— BEGIN Text provided —

March 30, 2020

I have shed my share of tears over the grueling writing process. I have heard enough “this paper is vague,” “you have too many commas,” and “you’re not supporting your thesis.” No, I am past all that now. I got a 36 on the English section of the ACT and am ready for college. I take my first class, composition, and end it with an A. Finally, I can conclude: I am a good writer.

Fast forward about 8 months. By this time, I am living on campus and all of my friends find out I’m a writing major. I am continuously bombarded with questions like “Oh, can you help me with my paper?” and “Does the comma go here or here?” But I don’t mind. I like helping my peers with their writing. After all, I’ve already concluded I am a good writer, so surely, I have a lot to offer. The thing is, when you’re surrounded by nursing majors who hate writing, maybe you dohave something to offer.

But being surrounded by writing majors, I was in for a rude awakening.

— END Text provided —
— BEGIN Data extract —

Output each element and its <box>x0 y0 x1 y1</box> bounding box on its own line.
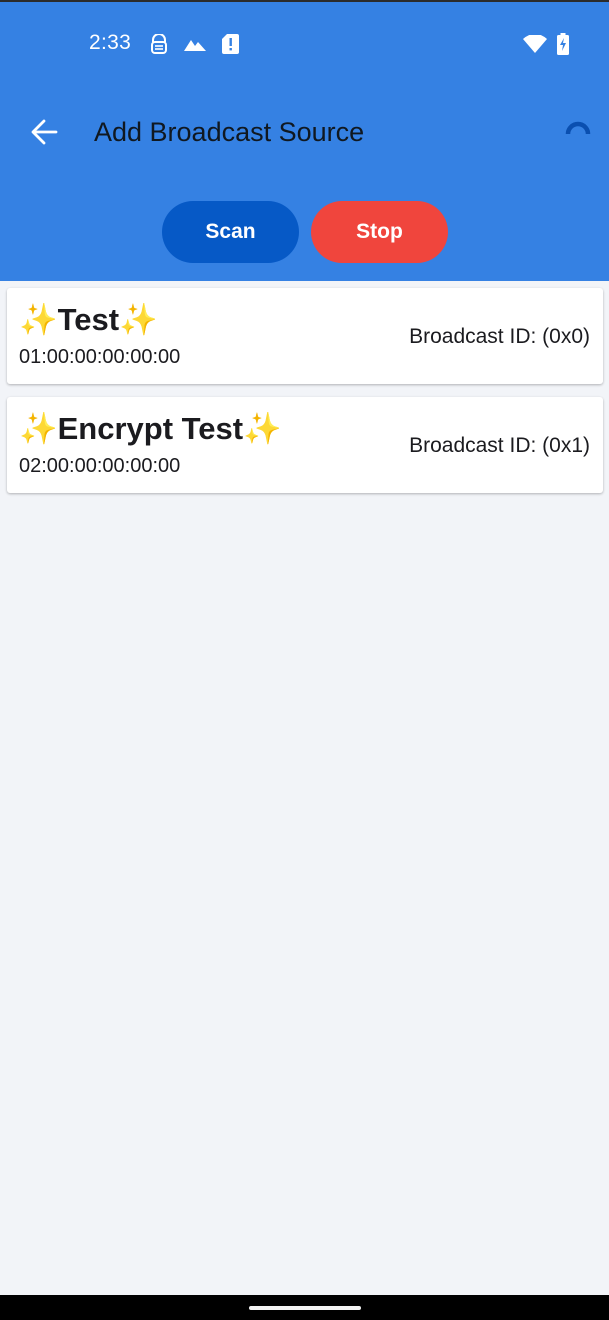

— END Data extract —
— BEGIN Data extract —

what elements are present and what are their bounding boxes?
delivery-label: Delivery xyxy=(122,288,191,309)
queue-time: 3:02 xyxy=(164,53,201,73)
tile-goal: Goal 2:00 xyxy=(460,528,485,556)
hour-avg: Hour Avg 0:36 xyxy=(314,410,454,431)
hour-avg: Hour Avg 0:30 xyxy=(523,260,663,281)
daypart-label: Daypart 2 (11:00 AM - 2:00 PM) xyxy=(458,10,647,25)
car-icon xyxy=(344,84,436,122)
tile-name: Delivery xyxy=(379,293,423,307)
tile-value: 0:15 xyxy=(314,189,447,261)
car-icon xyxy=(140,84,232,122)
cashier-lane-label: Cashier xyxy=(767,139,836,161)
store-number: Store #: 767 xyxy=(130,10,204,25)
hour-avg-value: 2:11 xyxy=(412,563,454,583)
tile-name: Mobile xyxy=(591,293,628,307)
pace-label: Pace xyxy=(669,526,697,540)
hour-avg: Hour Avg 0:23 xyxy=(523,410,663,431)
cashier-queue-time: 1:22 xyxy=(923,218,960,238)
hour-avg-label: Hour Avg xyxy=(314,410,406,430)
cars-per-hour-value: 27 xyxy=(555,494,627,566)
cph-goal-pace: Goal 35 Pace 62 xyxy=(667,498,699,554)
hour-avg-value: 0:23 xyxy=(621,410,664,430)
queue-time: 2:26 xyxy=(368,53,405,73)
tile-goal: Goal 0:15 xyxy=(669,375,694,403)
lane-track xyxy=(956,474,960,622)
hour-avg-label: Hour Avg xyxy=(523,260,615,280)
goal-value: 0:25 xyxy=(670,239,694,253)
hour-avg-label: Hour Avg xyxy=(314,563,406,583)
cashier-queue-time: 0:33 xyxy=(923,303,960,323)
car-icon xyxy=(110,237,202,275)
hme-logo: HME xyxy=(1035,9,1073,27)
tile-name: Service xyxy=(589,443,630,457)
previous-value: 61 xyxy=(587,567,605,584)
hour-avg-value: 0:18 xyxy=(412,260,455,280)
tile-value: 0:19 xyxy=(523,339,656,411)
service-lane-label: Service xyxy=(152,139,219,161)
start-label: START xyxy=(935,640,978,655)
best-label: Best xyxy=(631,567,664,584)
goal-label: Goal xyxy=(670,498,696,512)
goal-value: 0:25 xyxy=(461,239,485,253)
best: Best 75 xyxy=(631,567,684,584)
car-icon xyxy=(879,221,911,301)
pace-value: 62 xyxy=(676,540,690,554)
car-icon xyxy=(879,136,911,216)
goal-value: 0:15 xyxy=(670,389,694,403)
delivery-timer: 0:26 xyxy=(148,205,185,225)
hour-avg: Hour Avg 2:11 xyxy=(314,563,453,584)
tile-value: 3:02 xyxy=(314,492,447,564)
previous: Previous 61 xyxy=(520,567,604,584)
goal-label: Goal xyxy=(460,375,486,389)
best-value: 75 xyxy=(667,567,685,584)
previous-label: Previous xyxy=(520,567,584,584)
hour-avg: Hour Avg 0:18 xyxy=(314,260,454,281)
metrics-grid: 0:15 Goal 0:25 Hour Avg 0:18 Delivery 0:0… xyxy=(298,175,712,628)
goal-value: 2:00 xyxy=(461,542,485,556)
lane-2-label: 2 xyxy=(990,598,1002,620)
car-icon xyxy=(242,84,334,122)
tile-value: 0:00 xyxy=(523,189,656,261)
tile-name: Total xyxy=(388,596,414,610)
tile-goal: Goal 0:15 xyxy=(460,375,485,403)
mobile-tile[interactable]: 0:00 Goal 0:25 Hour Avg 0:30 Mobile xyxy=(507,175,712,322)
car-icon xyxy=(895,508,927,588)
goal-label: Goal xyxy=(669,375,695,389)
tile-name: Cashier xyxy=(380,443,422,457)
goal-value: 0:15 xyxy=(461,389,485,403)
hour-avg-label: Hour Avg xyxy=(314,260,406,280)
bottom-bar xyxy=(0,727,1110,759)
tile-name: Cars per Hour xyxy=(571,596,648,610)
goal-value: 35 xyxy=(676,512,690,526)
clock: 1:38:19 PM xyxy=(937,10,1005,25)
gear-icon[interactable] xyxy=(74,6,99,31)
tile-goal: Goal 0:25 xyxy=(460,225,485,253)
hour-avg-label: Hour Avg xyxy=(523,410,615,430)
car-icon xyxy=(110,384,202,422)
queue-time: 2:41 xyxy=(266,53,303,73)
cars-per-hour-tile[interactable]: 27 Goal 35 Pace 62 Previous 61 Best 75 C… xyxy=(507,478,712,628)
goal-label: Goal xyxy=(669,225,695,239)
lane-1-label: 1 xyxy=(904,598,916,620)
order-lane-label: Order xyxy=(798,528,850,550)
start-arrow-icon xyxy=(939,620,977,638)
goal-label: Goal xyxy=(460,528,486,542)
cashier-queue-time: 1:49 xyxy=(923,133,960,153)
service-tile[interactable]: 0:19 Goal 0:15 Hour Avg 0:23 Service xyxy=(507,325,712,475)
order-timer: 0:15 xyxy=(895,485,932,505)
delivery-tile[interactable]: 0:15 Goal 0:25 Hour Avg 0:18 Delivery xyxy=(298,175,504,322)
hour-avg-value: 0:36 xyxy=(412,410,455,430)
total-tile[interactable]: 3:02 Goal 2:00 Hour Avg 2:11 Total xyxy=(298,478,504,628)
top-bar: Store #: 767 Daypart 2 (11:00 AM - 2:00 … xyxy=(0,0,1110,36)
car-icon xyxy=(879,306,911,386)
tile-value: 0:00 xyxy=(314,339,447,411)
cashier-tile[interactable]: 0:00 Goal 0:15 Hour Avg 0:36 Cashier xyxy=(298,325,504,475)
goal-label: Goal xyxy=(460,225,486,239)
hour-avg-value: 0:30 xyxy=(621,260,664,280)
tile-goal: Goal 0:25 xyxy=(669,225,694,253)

— END Data extract —

Tasks to complete:
[1] In the essay on becoming a writer, reproduce the part that opens with the words containing "I have shed" and closes with "a good writer.", replacing "composition" with "rhetoric".
[2] Answer these questions from the essay on becoming a writer:
(a) What score did the writer get on the English section of the ACT?
(b) About how many months does the essay skip ahead after the first composition class?
(c) Which majors who hate writing does the writer mention being surrounded by?

Responses to the tasks:
[1]
I have shed my share of tears over the grueling writing process. I have heard enough “this paper is vague,” “you have too many commas,” and “you’re not supporting your thesis.” No, I am past all that now. I got a 36 on the English section of the ACT and am ready for college. I take my first class, rhetoric, and end it with an A. Finally, I can conclude: I am a good writer.

[2]
(a) 36
(b) About 8 months
(c) Nursing majors